#### Work to do:
Copy out only the lines running from the one that contains "Read all visible content and emit it as JSON." through the end of the listing. Pictures stay out.

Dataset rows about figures
____________________

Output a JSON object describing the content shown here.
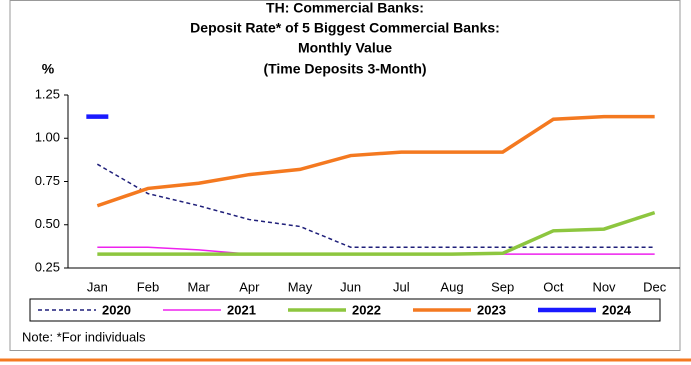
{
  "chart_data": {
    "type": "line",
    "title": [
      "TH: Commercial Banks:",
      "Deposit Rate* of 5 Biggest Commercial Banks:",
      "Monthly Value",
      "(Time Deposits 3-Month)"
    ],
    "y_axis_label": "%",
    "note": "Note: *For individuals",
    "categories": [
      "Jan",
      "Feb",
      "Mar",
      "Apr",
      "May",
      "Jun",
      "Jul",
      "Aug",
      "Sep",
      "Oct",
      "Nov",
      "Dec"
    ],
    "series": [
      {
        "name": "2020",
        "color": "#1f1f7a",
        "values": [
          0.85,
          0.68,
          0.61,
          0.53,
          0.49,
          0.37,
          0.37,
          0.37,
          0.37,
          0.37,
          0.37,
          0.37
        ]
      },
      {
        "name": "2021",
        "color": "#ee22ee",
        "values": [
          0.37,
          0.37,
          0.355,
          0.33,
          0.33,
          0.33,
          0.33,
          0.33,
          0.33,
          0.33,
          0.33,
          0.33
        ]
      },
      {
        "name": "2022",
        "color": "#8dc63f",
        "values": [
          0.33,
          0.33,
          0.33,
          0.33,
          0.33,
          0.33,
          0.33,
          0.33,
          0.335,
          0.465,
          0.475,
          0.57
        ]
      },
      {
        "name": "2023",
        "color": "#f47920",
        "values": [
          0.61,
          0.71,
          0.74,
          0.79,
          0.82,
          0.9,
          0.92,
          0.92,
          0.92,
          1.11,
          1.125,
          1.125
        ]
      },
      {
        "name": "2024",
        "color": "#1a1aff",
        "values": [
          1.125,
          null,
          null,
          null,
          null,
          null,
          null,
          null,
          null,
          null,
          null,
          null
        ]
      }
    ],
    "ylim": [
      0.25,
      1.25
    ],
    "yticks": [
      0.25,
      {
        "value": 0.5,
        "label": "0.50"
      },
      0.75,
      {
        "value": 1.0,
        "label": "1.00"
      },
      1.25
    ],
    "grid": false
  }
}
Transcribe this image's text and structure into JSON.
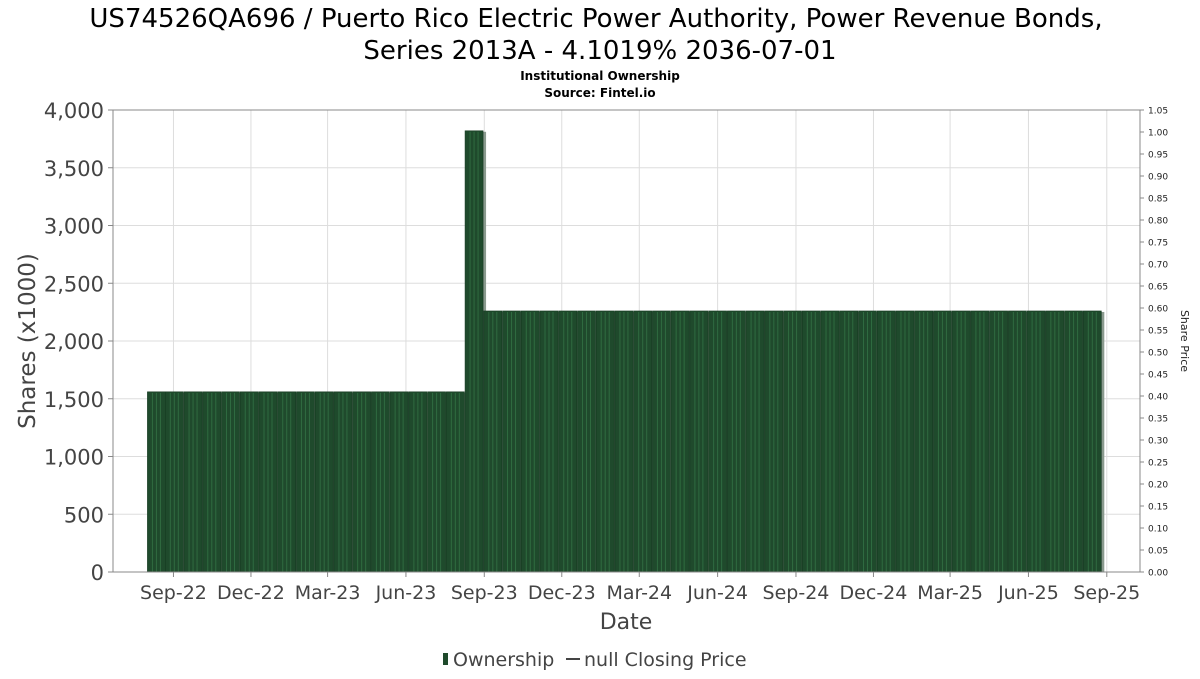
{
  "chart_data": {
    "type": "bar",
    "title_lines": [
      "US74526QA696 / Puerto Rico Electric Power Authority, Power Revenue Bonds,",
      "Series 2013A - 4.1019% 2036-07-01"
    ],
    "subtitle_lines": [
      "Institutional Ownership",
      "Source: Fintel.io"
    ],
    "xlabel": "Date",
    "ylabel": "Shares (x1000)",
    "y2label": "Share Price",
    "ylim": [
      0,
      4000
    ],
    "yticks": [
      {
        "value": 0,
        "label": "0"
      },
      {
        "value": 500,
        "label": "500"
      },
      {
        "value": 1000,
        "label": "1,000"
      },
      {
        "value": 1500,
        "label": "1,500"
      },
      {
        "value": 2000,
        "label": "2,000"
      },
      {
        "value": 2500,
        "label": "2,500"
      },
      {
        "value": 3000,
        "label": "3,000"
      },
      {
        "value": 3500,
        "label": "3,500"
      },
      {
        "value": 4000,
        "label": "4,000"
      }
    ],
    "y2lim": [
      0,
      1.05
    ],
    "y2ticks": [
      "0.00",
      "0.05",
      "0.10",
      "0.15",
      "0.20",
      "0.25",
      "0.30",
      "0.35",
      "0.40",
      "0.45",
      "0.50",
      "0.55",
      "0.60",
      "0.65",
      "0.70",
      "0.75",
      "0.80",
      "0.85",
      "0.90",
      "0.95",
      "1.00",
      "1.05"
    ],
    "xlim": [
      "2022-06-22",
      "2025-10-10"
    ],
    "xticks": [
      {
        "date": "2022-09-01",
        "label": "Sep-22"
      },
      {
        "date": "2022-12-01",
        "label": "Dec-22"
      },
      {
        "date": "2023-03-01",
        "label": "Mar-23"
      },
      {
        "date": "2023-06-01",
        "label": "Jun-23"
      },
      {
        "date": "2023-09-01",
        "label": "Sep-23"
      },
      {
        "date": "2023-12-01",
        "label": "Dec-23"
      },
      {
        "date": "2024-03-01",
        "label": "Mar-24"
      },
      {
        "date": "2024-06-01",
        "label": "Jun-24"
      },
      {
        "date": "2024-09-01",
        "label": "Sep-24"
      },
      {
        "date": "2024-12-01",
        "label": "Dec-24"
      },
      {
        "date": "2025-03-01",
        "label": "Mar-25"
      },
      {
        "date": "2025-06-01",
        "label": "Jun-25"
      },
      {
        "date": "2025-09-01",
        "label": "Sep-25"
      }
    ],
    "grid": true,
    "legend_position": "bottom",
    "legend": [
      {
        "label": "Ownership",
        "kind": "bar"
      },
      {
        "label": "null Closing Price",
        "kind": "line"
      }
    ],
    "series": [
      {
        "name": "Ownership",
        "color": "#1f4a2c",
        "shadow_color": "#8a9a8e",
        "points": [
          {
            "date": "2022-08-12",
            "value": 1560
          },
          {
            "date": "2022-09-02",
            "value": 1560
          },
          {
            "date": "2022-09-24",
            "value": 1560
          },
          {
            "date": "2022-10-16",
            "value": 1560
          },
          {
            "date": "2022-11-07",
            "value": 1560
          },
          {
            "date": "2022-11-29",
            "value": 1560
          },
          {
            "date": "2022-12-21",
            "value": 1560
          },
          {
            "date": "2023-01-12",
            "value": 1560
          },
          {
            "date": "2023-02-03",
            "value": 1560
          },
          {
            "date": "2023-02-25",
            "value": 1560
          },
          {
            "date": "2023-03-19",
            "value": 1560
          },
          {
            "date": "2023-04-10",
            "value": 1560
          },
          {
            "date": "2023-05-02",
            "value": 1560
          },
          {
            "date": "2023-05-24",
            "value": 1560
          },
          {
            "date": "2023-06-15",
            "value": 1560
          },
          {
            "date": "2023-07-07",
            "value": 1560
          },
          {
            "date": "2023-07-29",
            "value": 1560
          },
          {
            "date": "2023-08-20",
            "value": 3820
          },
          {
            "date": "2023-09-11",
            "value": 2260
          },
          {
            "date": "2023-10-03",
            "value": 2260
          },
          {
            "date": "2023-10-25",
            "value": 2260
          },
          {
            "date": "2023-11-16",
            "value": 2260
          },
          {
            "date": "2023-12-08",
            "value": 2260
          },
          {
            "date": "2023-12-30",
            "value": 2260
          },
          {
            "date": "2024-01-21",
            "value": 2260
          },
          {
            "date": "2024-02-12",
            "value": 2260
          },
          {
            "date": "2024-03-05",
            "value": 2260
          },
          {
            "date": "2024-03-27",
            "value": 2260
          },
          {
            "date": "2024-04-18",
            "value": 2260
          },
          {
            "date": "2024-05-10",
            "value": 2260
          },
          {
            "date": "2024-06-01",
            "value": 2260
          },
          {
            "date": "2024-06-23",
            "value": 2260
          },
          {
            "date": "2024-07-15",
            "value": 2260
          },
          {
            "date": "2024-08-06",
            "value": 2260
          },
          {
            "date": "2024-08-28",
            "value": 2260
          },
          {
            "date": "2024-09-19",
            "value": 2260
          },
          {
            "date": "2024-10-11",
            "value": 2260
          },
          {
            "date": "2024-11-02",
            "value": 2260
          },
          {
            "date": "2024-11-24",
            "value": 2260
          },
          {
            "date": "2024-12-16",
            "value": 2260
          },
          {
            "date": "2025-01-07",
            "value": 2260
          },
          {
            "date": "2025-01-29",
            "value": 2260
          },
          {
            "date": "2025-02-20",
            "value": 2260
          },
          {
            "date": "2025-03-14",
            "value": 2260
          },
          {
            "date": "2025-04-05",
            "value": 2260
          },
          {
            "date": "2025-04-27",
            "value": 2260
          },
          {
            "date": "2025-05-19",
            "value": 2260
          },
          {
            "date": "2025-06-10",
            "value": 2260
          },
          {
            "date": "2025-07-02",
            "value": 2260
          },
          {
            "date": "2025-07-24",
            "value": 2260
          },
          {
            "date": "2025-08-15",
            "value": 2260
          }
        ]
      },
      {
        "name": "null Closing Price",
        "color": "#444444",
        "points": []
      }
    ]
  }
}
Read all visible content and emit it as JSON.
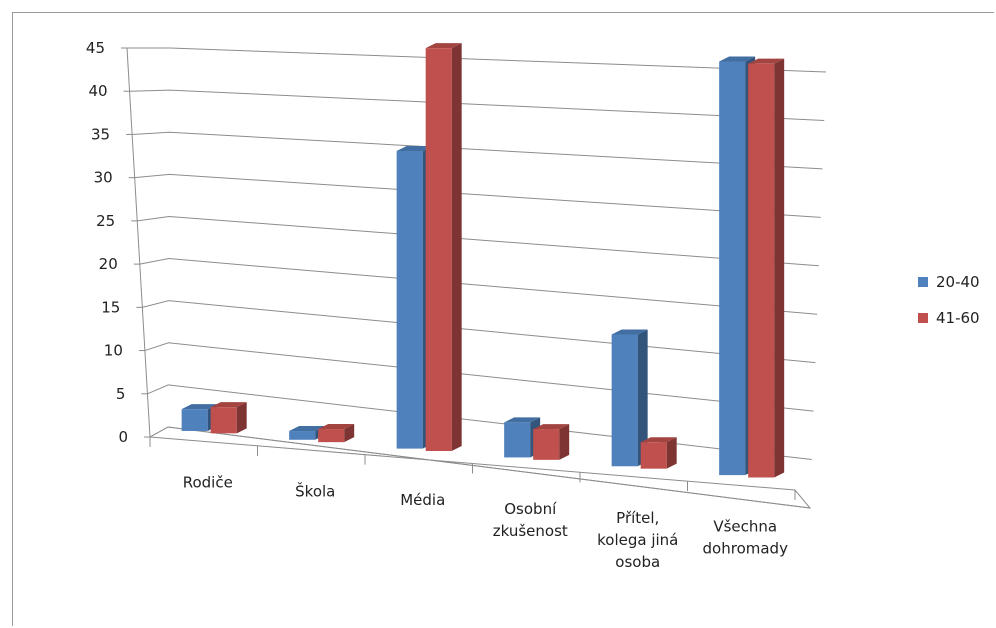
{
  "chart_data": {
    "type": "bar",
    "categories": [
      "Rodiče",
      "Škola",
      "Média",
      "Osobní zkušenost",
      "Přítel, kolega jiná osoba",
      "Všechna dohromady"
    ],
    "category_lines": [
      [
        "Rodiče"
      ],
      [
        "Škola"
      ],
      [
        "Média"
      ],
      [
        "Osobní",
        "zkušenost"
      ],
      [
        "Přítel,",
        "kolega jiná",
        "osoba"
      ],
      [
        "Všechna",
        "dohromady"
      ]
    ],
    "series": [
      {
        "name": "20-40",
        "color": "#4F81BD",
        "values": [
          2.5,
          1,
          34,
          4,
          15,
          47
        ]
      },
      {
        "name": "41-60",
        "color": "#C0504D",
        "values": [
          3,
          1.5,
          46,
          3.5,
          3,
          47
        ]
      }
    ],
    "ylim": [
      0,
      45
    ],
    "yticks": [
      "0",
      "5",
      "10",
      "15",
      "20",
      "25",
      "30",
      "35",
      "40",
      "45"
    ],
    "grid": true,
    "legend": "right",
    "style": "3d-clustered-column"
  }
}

____________________

#### Correct output:
Read all visible content and emit it as JSON.
{
  "chart_data": {
    "type": "bar",
    "categories": [
      "Rodiče",
      "Škola",
      "Média",
      "Osobní zkušenost",
      "Přítel, kolega jiná osoba",
      "Všechna dohromady"
    ],
    "category_lines": [
      [
        "Rodiče"
      ],
      [
        "Škola"
      ],
      [
        "Média"
      ],
      [
        "Osobní",
        "zkušenost"
      ],
      [
        "Přítel,",
        "kolega jiná",
        "osoba"
      ],
      [
        "Všechna",
        "dohromady"
      ]
    ],
    "series": [
      {
        "name": "20-40",
        "color": "#4F81BD",
        "values": [
          2.5,
          1,
          34,
          4,
          15,
          47
        ]
      },
      {
        "name": "41-60",
        "color": "#C0504D",
        "values": [
          3,
          1.5,
          46,
          3.5,
          3,
          47
        ]
      }
    ],
    "ylim": [
      0,
      45
    ],
    "yticks": [
      "0",
      "5",
      "10",
      "15",
      "20",
      "25",
      "30",
      "35",
      "40",
      "45"
    ],
    "grid": true,
    "legend": "right",
    "style": "3d-clustered-column"
  }
}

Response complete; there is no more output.